> _Selected extract_:
▼
In the same sense that a milling machine can make its own cutter, the apparatus according to the present invention can make its own mask. For example, in order to construct a square transparent precision aperture of 0.001 inch across the flats, a film is exposed by using a mask having a considerably larger aperture of known width, for example, 0.125 inch. Then, two sets of parallel lines are constructed as shown in FIG. 8. That is, one of the lines is exposed on the film by moving the table along the X axis and then the table is spaced so that the other parallel line 115 is constructed allowing a space of 0.001 inch between the two lines 115. The process is then repeated by moving the table along the Y axis to construct the two parallel lines 116 spaced precisely at 0.001 inch apart and at 90 to the parallel lines 115. When the film is developed, a negative is made which defines a precision square of 0.001 inch between the lines and which negative can be easily converted into an opaque mask with a 0.001 inch square transparent aperture by simply blocking out the remaining unexposed portion of the mask. By using the process and apparatus of the invention to construct the mask, a microscope will show that the edges of the aperture are perfectly straight and smooth without any burrs or roughness and the corners are distinct. It is also to be understood, however, that the mask may be made from other materials in addition to film, as for example, metal or opaque glass having a transparent aperture which is intended to include an actual opening.

It thus becomes apparent that the process and apparatus according to the present invention provide a method of precise dimension according to a predetermined pattern. The lines are made with such accuracy that when viewed under a microscope, the edges of each line are clear and distinct in addition to being perfectly smooth. Furthermore, lines of extremely small uniform width can be constructed and can be precisely arranged and spaced with one another according to predetermined distances to such an extent that the width of each line must be considered to result in precision spacing of the lines. It is to be further understood that while the electric motors 17, 18 and 19 may be controlled by a timer to determine the rotary and linear movements of the table 25, it is possible to control the movements of the table through an automatic system, for example, a programmed computer tape which controls the motors.

An important feature of the present invention results from the fact that the original art work may be constructed at an extremely small scale whereby photographic reduction is not necessary, or at most, only a small reduction is necessary, as for example, in the nature of 10 or below, to convert the art work into microminiature patterns or masks. These resulting sharp and distinct masks are ideally suited for making integrated circuits and other microminiature devices. Furthermore, by eliminating the necessity for making the original art work at several hundred times enlargement of the final product, expensive microphotography cameras are eliminated.
▲
> _What is asked_:
Answer these about the mask-making excerpt:
1. In the example, how wide is the aperture of the mask used to expose the film?
2. Besides a timer, what could control the motors that move the table?
3. What expensive equipment does the invention make unnecessary?
The material after this has no connection to the mask-making excerpt.

> _Raw data_:
▼
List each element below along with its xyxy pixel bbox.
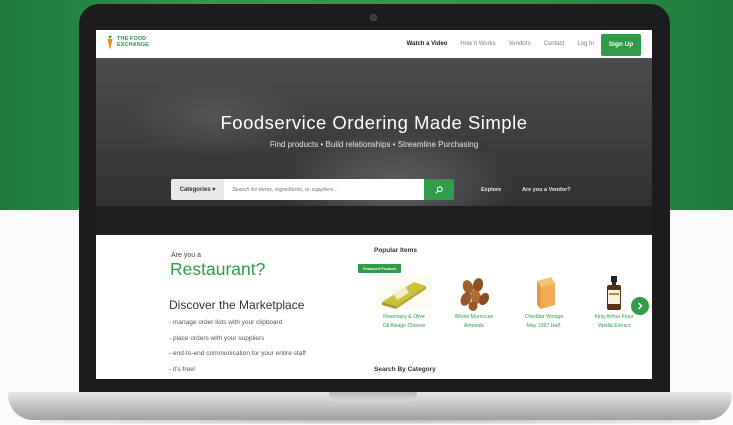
▲
> _Result of this task_:
1. 0.125 inch
2. An automatic system, such as a programmed computer tape
3. Microphotography cameras